* **Work to do**
Copy the lines of the listing verbatim, starting at the beginning of the listing and ending at the line containing "code-line[interactable]: 7 import", with both ends included.

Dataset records
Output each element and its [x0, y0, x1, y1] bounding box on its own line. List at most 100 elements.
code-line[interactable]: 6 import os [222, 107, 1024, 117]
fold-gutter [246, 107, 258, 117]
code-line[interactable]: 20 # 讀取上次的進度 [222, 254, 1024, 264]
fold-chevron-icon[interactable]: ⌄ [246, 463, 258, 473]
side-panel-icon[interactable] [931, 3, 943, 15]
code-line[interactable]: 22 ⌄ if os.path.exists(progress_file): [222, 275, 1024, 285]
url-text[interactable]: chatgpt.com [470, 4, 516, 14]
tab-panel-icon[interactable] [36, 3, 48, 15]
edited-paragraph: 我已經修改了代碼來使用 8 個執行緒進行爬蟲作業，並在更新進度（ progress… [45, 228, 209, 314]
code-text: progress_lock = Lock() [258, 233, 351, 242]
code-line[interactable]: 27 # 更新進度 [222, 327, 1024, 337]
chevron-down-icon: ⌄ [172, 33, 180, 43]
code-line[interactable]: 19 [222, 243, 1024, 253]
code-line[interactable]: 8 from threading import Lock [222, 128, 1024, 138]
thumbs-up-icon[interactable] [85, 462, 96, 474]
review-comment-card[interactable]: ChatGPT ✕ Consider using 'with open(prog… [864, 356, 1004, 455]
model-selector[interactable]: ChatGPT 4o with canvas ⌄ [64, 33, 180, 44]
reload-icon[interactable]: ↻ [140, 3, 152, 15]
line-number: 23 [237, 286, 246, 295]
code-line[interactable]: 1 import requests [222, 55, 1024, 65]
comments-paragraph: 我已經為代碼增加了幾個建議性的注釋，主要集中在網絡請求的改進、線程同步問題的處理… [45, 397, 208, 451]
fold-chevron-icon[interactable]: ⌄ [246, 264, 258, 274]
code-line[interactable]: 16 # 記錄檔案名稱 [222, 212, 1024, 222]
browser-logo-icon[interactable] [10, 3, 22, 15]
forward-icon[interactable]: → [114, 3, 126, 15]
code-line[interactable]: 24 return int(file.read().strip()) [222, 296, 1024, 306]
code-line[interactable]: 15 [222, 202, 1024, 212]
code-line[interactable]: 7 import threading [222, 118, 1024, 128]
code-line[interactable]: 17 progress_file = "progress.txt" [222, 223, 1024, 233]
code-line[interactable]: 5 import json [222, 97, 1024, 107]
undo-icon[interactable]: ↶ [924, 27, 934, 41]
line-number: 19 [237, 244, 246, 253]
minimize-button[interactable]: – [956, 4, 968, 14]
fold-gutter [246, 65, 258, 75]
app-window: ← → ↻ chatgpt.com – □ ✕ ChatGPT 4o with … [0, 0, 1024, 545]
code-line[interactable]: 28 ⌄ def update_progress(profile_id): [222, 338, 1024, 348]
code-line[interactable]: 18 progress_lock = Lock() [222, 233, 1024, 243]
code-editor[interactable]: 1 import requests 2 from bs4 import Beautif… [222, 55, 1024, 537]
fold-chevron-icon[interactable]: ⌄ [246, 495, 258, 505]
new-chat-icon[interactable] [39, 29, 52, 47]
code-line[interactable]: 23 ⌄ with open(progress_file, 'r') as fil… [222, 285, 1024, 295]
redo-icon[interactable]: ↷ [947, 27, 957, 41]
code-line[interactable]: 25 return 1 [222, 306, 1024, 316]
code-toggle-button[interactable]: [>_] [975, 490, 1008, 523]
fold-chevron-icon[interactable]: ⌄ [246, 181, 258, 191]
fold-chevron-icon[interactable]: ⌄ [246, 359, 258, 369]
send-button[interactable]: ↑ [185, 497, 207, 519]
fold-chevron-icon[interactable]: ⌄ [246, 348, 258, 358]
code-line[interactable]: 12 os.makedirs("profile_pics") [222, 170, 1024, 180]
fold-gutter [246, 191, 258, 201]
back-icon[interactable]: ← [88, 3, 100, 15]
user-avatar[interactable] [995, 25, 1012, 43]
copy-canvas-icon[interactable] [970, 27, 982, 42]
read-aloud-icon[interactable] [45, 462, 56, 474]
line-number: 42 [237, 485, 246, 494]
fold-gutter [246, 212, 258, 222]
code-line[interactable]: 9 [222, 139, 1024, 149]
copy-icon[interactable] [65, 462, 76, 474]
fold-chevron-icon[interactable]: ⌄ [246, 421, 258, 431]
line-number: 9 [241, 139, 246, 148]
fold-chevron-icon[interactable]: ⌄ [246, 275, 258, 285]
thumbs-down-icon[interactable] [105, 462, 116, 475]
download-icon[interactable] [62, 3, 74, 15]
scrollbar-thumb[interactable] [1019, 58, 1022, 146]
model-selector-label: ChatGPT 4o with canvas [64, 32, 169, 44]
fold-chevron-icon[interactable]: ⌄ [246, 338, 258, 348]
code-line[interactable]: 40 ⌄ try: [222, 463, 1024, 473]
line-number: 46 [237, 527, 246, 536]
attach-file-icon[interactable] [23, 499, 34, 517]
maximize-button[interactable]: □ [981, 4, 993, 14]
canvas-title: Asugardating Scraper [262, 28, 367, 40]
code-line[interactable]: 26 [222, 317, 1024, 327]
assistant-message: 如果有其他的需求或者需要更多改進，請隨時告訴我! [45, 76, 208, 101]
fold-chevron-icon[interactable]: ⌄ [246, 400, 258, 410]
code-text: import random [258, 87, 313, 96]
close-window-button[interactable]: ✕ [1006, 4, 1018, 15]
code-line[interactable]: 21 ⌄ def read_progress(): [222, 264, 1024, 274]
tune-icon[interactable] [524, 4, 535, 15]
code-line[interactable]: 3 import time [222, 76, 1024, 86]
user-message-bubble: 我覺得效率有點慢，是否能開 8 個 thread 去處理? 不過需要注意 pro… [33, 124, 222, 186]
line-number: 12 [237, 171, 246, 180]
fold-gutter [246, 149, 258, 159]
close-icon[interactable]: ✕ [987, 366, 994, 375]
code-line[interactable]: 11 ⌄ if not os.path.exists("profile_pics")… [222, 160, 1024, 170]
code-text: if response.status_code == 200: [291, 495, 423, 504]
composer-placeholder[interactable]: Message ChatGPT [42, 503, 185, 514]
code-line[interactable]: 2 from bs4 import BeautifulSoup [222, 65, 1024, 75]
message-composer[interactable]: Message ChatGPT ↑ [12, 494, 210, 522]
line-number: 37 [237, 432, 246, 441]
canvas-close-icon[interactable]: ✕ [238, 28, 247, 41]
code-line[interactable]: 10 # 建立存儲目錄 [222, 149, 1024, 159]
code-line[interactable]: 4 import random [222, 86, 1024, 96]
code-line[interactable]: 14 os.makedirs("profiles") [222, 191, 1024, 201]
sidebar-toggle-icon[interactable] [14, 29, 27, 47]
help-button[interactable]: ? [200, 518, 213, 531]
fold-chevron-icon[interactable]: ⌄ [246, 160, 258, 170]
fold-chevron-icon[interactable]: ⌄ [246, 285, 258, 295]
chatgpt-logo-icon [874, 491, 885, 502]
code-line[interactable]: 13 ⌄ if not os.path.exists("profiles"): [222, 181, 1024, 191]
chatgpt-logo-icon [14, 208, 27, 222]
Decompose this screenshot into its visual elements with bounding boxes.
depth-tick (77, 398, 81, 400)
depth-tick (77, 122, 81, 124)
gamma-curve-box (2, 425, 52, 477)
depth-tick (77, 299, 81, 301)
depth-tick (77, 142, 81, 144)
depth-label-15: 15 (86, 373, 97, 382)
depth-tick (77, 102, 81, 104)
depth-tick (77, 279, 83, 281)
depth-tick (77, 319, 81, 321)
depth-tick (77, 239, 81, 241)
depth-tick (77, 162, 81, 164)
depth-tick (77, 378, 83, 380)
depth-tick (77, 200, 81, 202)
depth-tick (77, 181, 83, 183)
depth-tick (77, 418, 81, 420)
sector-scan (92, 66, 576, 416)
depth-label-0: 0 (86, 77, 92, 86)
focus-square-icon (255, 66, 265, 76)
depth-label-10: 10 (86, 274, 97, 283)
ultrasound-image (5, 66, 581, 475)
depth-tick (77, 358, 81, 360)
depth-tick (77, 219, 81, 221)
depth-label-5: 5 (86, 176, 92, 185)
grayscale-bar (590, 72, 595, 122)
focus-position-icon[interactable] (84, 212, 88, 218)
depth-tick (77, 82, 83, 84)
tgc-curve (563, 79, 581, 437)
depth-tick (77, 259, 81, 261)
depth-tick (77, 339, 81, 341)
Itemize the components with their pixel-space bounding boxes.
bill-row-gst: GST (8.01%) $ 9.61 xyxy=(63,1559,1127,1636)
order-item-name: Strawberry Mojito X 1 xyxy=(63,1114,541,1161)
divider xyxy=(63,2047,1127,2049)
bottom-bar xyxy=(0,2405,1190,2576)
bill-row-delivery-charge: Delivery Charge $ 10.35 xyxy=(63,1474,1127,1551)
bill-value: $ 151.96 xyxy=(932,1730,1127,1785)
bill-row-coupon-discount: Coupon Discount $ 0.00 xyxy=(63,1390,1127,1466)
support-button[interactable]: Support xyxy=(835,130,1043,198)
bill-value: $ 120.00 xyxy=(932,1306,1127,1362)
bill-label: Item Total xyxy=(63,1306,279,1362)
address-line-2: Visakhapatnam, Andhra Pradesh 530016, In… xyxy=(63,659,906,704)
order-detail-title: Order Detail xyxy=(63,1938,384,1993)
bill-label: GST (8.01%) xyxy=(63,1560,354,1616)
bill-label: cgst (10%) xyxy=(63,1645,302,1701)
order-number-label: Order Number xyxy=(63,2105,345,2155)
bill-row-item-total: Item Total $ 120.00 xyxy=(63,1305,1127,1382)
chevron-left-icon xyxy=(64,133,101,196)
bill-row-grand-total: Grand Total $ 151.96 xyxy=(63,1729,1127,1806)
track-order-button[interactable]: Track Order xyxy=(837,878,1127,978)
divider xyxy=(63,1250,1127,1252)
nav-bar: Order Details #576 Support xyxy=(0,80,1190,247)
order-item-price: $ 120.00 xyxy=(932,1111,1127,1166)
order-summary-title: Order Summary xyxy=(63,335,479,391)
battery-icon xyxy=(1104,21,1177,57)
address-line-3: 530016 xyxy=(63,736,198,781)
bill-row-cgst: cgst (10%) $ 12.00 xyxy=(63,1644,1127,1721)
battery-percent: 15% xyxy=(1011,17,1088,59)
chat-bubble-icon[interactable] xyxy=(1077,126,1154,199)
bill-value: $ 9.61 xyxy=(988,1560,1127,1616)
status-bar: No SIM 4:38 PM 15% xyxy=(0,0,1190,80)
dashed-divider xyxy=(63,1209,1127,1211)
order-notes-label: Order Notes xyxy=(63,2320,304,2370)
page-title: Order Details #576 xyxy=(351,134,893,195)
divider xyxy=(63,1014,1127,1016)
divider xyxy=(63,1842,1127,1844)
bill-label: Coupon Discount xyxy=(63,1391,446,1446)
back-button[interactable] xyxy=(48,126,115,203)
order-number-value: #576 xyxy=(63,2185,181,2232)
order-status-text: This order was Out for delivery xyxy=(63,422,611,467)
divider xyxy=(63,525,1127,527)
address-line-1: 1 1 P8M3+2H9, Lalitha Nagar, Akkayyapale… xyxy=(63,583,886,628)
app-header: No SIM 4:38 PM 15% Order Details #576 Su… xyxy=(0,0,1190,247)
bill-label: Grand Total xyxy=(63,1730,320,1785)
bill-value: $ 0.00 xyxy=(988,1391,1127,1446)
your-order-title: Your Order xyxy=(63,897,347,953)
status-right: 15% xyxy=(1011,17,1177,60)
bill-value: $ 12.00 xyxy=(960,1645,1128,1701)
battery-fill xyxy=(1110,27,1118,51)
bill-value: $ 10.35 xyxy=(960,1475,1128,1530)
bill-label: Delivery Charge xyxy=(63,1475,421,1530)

* **Output**
Output each element and its [x0, y0, x1, y1] bounding box on its own line. List at most 100 elements.
code-line[interactable]: 6 import os [222, 107, 1024, 117]
fold-gutter [246, 107, 258, 117]
code-line[interactable]: 20 # 讀取上次的進度 [222, 254, 1024, 264]
fold-chevron-icon[interactable]: ⌄ [246, 463, 258, 473]
side-panel-icon[interactable] [931, 3, 943, 15]
code-line[interactable]: 22 ⌄ if os.path.exists(progress_file): [222, 275, 1024, 285]
url-text[interactable]: chatgpt.com [470, 4, 516, 14]
tab-panel-icon[interactable] [36, 3, 48, 15]
edited-paragraph: 我已經修改了代碼來使用 8 個執行緒進行爬蟲作業，並在更新進度（ progress… [45, 228, 209, 314]
code-text: progress_lock = Lock() [258, 233, 351, 242]
code-line[interactable]: 27 # 更新進度 [222, 327, 1024, 337]
chevron-down-icon: ⌄ [172, 33, 180, 43]
code-line[interactable]: 19 [222, 243, 1024, 253]
code-line[interactable]: 8 from threading import Lock [222, 128, 1024, 138]
thumbs-up-icon[interactable] [85, 462, 96, 474]
review-comment-card[interactable]: ChatGPT ✕ Consider using 'with open(prog… [864, 356, 1004, 455]
model-selector[interactable]: ChatGPT 4o with canvas ⌄ [64, 33, 180, 44]
reload-icon[interactable]: ↻ [140, 3, 152, 15]
line-number: 23 [237, 286, 246, 295]
code-line[interactable]: 1 import requests [222, 55, 1024, 65]
comments-paragraph: 我已經為代碼增加了幾個建議性的注釋，主要集中在網絡請求的改進、線程同步問題的處理… [45, 397, 208, 451]
fold-chevron-icon[interactable]: ⌄ [246, 264, 258, 274]
code-line[interactable]: 16 # 記錄檔案名稱 [222, 212, 1024, 222]
browser-logo-icon[interactable] [10, 3, 22, 15]
forward-icon[interactable]: → [114, 3, 126, 15]
code-line[interactable]: 24 return int(file.read().strip()) [222, 296, 1024, 306]
code-line[interactable]: 15 [222, 202, 1024, 212]
code-line[interactable]: 7 import threading [222, 118, 1024, 128]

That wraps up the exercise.